*YOUR OBJECTIVE*
From the listing below, pull out the lines that hold "JSON".

*DATASET RECORDS*
------------------------------------------------------------------------

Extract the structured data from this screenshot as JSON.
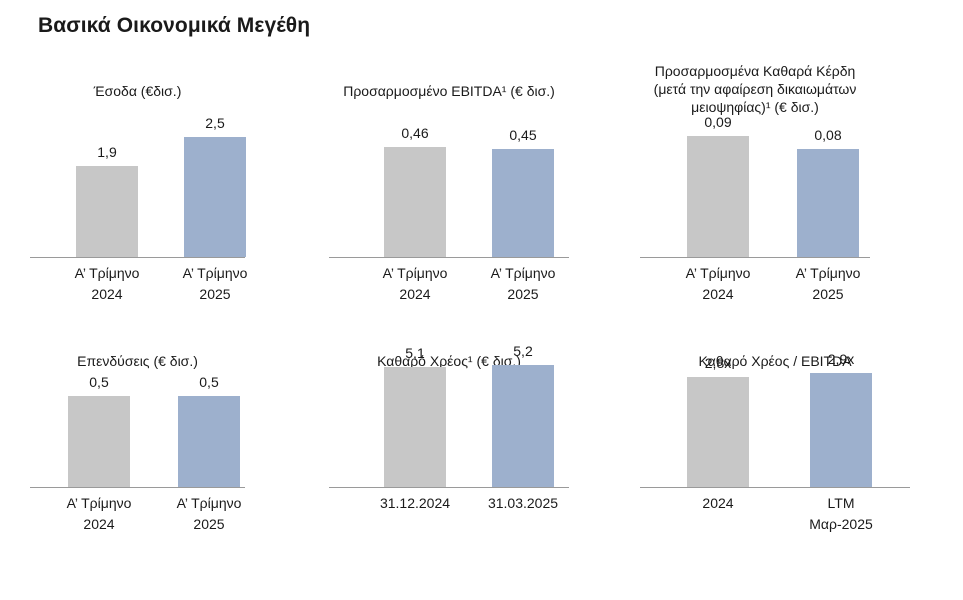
{
  "page_title": "Βασικά Οικονομικά Μεγέθη",
  "colors": {
    "bar_2024": "#c7c7c7",
    "bar_2025": "#9db0cd",
    "axis": "#9a9a9a"
  },
  "chart_data": [
    {
      "type": "bar",
      "title": "Έσοδα (€δισ.)",
      "categories": [
        "Α’ Τρίμηνο\n2024",
        "Α’ Τρίμηνο\n2025"
      ],
      "values": [
        1.9,
        2.5
      ],
      "labels": [
        "1,9",
        "2,5"
      ],
      "ylim": [
        0,
        2.8
      ]
    },
    {
      "type": "bar",
      "title": "Προσαρμοσμένο EBITDA¹ (€ δισ.)",
      "categories": [
        "Α’ Τρίμηνο\n2024",
        "Α’ Τρίμηνο\n2025"
      ],
      "values": [
        0.46,
        0.45
      ],
      "labels": [
        "0,46",
        "0,45"
      ],
      "ylim": [
        0,
        0.5
      ]
    },
    {
      "type": "bar",
      "title": "Προσαρμοσμένα Καθαρά Κέρδη\n(μετά την αφαίρεση δικαιωμάτων\nμειοψηφίας)¹ (€ δισ.)",
      "categories": [
        "Α’ Τρίμηνο\n2024",
        "Α’ Τρίμηνο\n2025"
      ],
      "values": [
        0.09,
        0.08
      ],
      "labels": [
        "0,09",
        "0,08"
      ],
      "ylim": [
        0,
        0.1
      ]
    },
    {
      "type": "bar",
      "title": "Επενδύσεις (€ δισ.)",
      "categories": [
        "Α’ Τρίμηνο\n2024",
        "Α’ Τρίμηνο\n2025"
      ],
      "values": [
        0.5,
        0.5
      ],
      "labels": [
        "0,5",
        "0,5"
      ],
      "ylim": [
        0,
        0.55
      ]
    },
    {
      "type": "bar",
      "title": "Καθαρό Χρέος¹ (€ δισ.)",
      "categories": [
        "31.12.2024",
        "31.03.2025"
      ],
      "values": [
        5.1,
        5.2
      ],
      "labels": [
        "5,1",
        "5,2"
      ],
      "ylim": [
        0,
        5.8
      ]
    },
    {
      "type": "bar",
      "title": "Καθαρό Χρέος / EBITDA",
      "categories": [
        "2024",
        "LTM\nΜαρ-2025"
      ],
      "values": [
        2.8,
        2.9
      ],
      "labels": [
        "2,8x",
        "2,9x"
      ],
      "ylim": [
        0,
        4.4
      ]
    }
  ]
}
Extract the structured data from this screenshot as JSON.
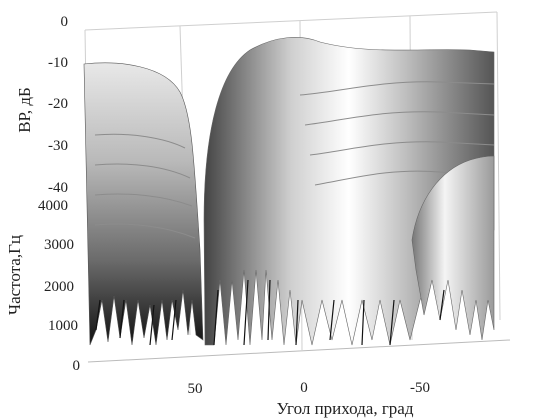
{
  "chart_data": {
    "type": "area",
    "title": "",
    "xlabel": "Угол прихода, град",
    "ylabel": "Частота,Гц",
    "zlabel": "ВР, дБ",
    "x_ticks": [
      "50",
      "0",
      "-50"
    ],
    "y_ticks": [
      "0",
      "1000",
      "2000",
      "3000",
      "4000"
    ],
    "z_ticks": [
      "0",
      "-10",
      "-20",
      "-30",
      "-40"
    ],
    "xlim": [
      90,
      -90
    ],
    "ylim": [
      0,
      4000
    ],
    "zlim": [
      -40,
      0
    ],
    "grid": true,
    "colormap": "grayscale",
    "series": [
      {
        "x": [
          90,
          80,
          70,
          60,
          55,
          50,
          45,
          40,
          35,
          30,
          25,
          20,
          15,
          10,
          5,
          0,
          -5,
          -10,
          -20,
          -30,
          -40,
          -50,
          -60,
          -70,
          -80,
          -90
        ],
        "z_max_db": [
          -10,
          -10,
          -12,
          -16,
          -22,
          -40,
          -20,
          -10,
          -6,
          -4,
          -2,
          -1,
          -1,
          -2,
          -4,
          -6,
          -8,
          -10,
          -10,
          -9,
          -8,
          -9,
          -11,
          -8,
          -6,
          -8
        ]
      }
    ]
  }
}
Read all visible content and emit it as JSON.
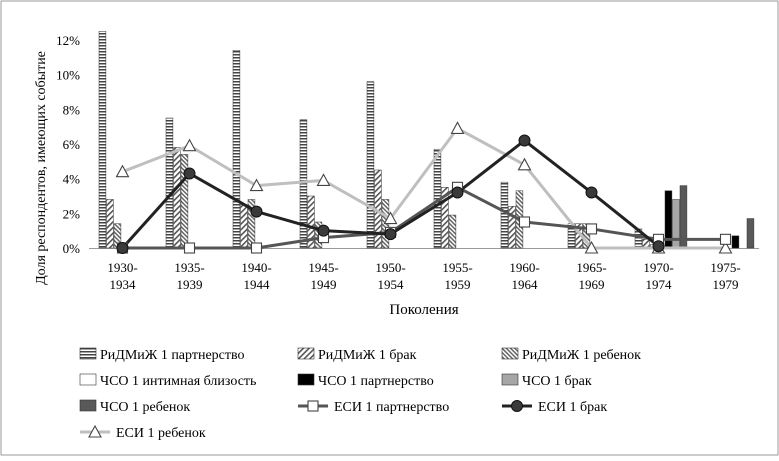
{
  "chart_data": {
    "type": "bar",
    "xlabel": "Поколения",
    "ylabel": "Доля респондентов, имеющих событие",
    "categories": [
      [
        "1930-",
        "1934"
      ],
      [
        "1935-",
        "1939"
      ],
      [
        "1940-",
        "1944"
      ],
      [
        "1945-",
        "1949"
      ],
      [
        "1950-",
        "1954"
      ],
      [
        "1955-",
        "1959"
      ],
      [
        "1960-",
        "1964"
      ],
      [
        "1965-",
        "1969"
      ],
      [
        "1970-",
        "1974"
      ],
      [
        "1975-",
        "1979"
      ]
    ],
    "ylim": [
      0,
      13
    ],
    "yticks": [
      "0%",
      "2%",
      "4%",
      "6%",
      "8%",
      "10%",
      "12%"
    ],
    "ytick_values": [
      0,
      2,
      4,
      6,
      8,
      10,
      12
    ],
    "legend_position": "bottom",
    "grid": false,
    "bar_series": [
      {
        "name": "РиДМиЖ 1 партнерство",
        "pattern": "hstripe",
        "values": [
          12.5,
          7.5,
          11.4,
          7.4,
          9.6,
          5.7,
          3.8,
          1.4,
          1.1,
          0
        ]
      },
      {
        "name": "РиДМиЖ 1 брак",
        "pattern": "diag",
        "values": [
          2.8,
          5.8,
          2.5,
          3.0,
          4.5,
          3.5,
          2.4,
          1.4,
          0.5,
          0
        ]
      },
      {
        "name": "РиДМиЖ 1 ребенок",
        "pattern": "diag2",
        "values": [
          1.4,
          5.4,
          2.8,
          1.5,
          2.8,
          1.9,
          3.3,
          1.4,
          0.2,
          0
        ]
      },
      {
        "name": "ЧСО 1 интимная близость",
        "pattern": "white",
        "values": [
          0,
          0,
          0,
          0,
          0,
          0,
          0,
          0,
          0,
          0
        ]
      },
      {
        "name": "ЧСО 1 партнерство",
        "pattern": "black",
        "values": [
          0,
          0,
          0,
          0,
          0,
          0,
          0,
          0,
          3.3,
          0.7
        ]
      },
      {
        "name": "ЧСО 1 брак",
        "pattern": "lightgray",
        "values": [
          0,
          0,
          0,
          0,
          0,
          0,
          0,
          0,
          2.8,
          0
        ]
      },
      {
        "name": "ЧСО 1 ребенок",
        "pattern": "darkgray",
        "values": [
          0,
          0,
          0,
          0,
          0,
          0,
          0,
          0,
          3.6,
          1.7
        ]
      }
    ],
    "line_series": [
      {
        "name": "ЕСИ 1 партнерство",
        "color": "#555555",
        "marker": "square",
        "values": [
          0,
          0,
          0,
          0.6,
          0.9,
          3.5,
          1.5,
          1.1,
          0.5,
          0.5
        ]
      },
      {
        "name": "ЕСИ 1 брак",
        "color": "#222222",
        "marker": "circle",
        "values": [
          0,
          4.3,
          2.1,
          1.0,
          0.8,
          3.2,
          6.2,
          3.2,
          0.1,
          null
        ]
      },
      {
        "name": "ЕСИ 1 ребенок",
        "color": "#bfbfbf",
        "marker": "triangle",
        "values": [
          4.4,
          5.9,
          3.6,
          3.9,
          1.7,
          6.9,
          4.8,
          0,
          0,
          0
        ]
      }
    ]
  }
}
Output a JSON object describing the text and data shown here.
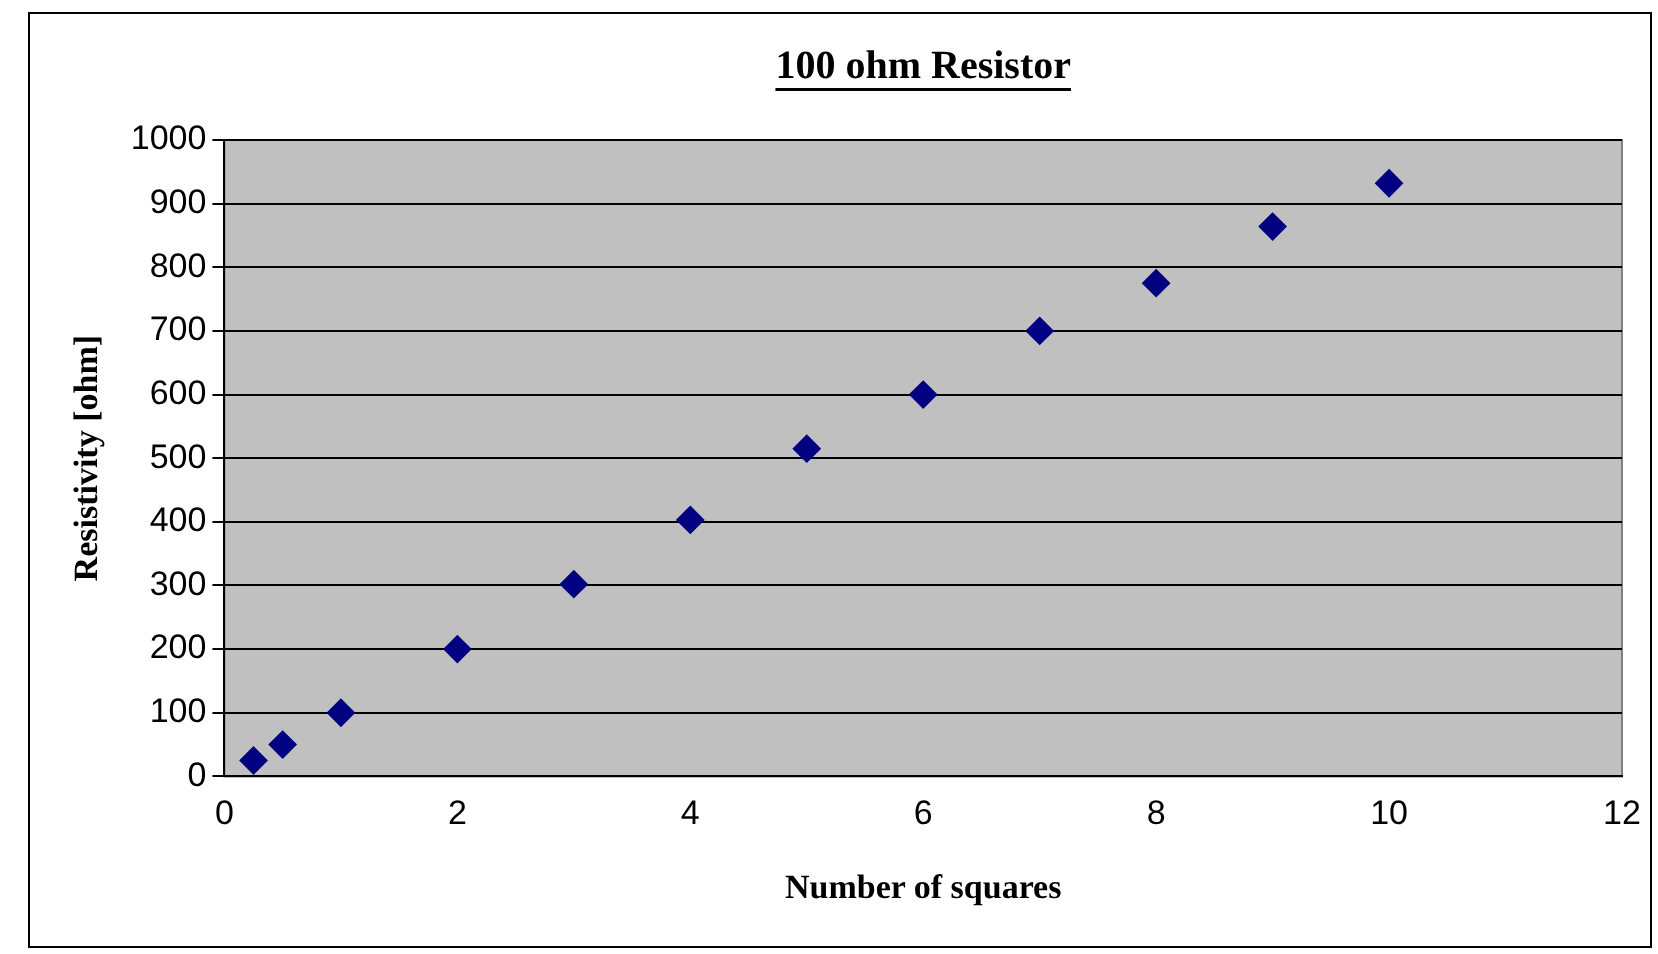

------------------------------------------------------------------------

*EXERCISE SOLUTION*
Extract the structured data from this screenshot as JSON.
Extract the structured data from this screenshot as JSON.
Read all visible content and emit it as JSON.
Output a JSON object describing the text and data shown here.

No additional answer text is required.